Answer with one number: the count of lines in the listing below that hold the word "gear".

→ MATERIAL:
###

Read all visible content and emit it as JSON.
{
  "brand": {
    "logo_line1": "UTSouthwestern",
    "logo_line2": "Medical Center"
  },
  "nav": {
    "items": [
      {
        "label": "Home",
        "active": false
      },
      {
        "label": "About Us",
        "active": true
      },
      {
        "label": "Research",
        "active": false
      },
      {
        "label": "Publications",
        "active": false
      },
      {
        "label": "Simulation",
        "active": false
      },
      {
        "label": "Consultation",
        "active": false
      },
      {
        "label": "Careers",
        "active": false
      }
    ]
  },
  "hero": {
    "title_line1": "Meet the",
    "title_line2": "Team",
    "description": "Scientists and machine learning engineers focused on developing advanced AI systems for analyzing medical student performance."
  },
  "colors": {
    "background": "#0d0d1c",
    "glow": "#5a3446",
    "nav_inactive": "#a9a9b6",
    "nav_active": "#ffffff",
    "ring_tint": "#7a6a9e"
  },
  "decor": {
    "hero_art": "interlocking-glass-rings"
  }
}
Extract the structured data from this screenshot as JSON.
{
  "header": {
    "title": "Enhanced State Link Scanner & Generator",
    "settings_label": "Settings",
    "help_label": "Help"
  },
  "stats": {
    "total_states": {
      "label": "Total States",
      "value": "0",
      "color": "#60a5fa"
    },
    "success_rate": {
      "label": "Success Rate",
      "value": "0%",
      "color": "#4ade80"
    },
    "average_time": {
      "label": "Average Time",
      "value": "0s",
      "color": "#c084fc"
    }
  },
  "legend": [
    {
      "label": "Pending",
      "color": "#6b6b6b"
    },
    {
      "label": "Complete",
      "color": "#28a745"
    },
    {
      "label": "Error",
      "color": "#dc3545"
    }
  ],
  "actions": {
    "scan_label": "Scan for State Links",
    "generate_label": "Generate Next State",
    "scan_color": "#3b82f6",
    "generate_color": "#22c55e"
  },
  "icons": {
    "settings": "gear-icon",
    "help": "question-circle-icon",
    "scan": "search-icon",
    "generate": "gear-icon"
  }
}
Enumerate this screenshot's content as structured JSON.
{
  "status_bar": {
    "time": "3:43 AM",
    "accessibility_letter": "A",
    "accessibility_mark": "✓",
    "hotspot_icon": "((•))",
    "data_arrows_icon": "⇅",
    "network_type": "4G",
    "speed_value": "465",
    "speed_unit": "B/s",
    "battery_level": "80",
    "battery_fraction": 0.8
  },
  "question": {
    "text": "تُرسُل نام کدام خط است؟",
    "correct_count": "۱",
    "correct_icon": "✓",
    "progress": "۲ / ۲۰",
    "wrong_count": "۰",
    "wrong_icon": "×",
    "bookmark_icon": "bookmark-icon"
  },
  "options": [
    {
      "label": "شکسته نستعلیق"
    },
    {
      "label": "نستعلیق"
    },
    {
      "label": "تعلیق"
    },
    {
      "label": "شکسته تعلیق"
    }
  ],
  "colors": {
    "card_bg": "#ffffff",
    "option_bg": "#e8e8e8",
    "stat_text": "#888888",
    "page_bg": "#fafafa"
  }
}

###

→ FINISHED TASK:
2